Prospective Congo palm oil plantation wrecking prime great ape habitat

by Jeremy Hance, Mongabay Correspondent

In December of last year, a small group of government officials took a long arduous trip to visit the site of a remote palm oil plantation in the Republic of the Congo. The Atama palm oil concession, covering 470,000 hectares (1,815 square miles) of forest — an area larger than Rhode Island — is billed as the largest in the Congo Basin.
 
But when the officials arrived, accompanied by a World Wide Fund for Nature (WWF) employee, they got a surprise: the plantation site appeared to have largely been abandoned.
 
According to Ludovic Miaro, the Regional Palm Oil Program Coordinator at WWF-Africa who was on the trip, only 700 hectares (2.7 square miles) had been planted, and most of this was in a bad state. The company had said it would develop 180,000 hectares (695 square miles). The plantation was practically empty of personnel, including the manager, who the officials were told were “on vacation.”
 
But the site wasn’t completely quiet: the team observed significant logging activity, with heavy machinery stacking logs that had been cut from forests known for their remarkable populations of gorillas, chimpanzees, forest elephants and many other species.
 
Now, government officials are left wondering what happened and what to do next.
 
Does Atama have any intention of completing its plantation? Or was this operation mainly meant to get at the valuable timber in the deep Congo? Or did something go wrong for the company involved, causing them to shift their business plan from industrial agriculture to logging — a scenario not unheard of in the palm oil industry?

» Aim A
According to the palm oil article, how much land had actually been planted when the officials visited the Atama site?
» Aim B
Pick up the palm oil article after its final sentence and keep writing it.
The records that come next have no connection to the palm oil article.

» Supplied material

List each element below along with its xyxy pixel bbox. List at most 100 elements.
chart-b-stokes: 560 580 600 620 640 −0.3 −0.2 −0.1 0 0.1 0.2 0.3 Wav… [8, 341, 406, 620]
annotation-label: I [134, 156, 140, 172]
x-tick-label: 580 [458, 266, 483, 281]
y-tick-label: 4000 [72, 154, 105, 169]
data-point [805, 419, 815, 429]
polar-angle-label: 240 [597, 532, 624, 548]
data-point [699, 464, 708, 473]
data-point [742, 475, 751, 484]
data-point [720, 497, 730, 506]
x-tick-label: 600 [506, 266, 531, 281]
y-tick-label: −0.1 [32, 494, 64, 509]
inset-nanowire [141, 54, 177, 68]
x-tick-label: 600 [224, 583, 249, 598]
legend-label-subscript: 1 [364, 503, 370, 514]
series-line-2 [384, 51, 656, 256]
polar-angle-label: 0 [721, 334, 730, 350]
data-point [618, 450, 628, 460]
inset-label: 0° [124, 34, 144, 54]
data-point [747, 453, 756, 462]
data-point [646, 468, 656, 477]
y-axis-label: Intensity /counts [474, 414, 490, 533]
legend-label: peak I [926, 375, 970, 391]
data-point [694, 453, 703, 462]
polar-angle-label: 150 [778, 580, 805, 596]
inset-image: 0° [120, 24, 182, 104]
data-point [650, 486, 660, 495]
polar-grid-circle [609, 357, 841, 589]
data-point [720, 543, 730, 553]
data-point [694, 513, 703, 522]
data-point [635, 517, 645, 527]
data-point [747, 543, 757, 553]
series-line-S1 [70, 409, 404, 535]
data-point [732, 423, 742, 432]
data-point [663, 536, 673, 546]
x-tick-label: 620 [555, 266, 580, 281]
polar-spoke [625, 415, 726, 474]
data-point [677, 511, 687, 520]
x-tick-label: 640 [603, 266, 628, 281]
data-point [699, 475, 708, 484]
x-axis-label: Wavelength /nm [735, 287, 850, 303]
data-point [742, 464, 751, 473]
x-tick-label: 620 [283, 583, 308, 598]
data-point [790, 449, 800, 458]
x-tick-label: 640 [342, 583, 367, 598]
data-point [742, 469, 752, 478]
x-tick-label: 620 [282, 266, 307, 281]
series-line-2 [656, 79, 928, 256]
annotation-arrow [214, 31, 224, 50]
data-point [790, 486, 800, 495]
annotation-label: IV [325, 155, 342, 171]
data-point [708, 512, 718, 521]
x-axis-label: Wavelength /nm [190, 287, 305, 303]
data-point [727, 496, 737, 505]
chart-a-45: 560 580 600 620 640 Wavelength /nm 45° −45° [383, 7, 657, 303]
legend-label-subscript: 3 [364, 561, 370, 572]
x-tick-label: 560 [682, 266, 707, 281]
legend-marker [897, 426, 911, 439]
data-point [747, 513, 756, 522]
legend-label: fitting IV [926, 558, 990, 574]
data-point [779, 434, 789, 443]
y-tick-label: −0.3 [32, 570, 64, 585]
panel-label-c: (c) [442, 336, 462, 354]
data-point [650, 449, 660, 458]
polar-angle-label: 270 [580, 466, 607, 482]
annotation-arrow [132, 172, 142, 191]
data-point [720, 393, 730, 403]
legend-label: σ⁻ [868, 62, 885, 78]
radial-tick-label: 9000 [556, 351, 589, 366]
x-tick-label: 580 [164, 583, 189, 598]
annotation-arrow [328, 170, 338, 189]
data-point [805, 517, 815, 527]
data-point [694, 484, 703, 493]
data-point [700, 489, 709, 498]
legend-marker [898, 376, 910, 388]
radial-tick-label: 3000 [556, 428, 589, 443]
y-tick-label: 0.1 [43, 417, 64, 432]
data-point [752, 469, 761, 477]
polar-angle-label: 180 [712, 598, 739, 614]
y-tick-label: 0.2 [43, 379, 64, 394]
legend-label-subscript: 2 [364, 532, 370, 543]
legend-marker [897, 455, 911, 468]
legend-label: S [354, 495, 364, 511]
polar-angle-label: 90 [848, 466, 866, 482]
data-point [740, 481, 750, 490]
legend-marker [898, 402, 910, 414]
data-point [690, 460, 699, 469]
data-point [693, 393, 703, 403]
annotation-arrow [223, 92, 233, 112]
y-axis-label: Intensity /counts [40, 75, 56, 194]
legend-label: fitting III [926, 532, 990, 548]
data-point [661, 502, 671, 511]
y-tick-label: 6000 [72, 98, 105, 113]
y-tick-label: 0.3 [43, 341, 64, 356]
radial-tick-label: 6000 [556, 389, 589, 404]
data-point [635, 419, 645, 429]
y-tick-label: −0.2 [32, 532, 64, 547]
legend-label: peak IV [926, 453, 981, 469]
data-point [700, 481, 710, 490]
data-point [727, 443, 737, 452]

» Exercise answer A
Only 700 hectares (2.7 square miles) had been planted.

» Exercise answer B
 
Government officials plan to meet February 8th to discuss the mystery, and to decide how to move forward on Atama’s “cahier des charges,” the government agreement signed by the investors who originated the project.
 
But no matter the outcome of that meeting — whether the Congo cancels the Atama project or not — considerable damage has already been done by logging, and the subsequent inflow of people, at the site.
 
Palm oil plantation or timber harvest?
 
When the Atama palm oil plantation was first announced in 2012, conservationists were immediately put on guard. “When you overlay the boundaries of the project on a map of the Congo Basin rainforests, it is like someone has taken a shotgun to the heart of those forests,” said Sam Lawson, the Director of Earthsight an environmental investigative consulting firm that has followed the plantation’s development. “We are talking about an area three times the size of Greater London.”

The Atama concession was largely covered with primary rainforests, swamp forest and rare Marantaceae forests known to have the highest densities of gorillas in the world. Conservationists not only feared the large scale clearance of the region’s forest habitat for palm oil — as has occurred in Malaysia and Indonesia over the last two decades — but they also expected that the project would offer increased access to poachers and illegal loggers.
 
Raising further alarms: project developer, Wah Soeng Berhad, a Malaysian company, had zero experience with monoculture plantations or agriculture. Instead, it had built its business providing services to oil and gas pipeline projects. Neither Wah Soeng Berhad nor Atama returned repeated requests for comment for this story.
 
“Given that the company involved had no previous experience in the palm oil business, there was always a suspicion that it was at least intending to profit from the sale of trees cleared from the land that supposedly would become a plantation,” said Simon Counsell, the head of the Rainforest Foundation UK, which has tracked the project since its start.
 
Since its inception, the Atama palm oil plantation has been shrouded in secrecy and a lack of transparency. Aside from pipe-coating company, Wah Soeng Berhad (which allegedly paid $25 million for its majority share in the project), Atama is also partially owned by two mystery corporations.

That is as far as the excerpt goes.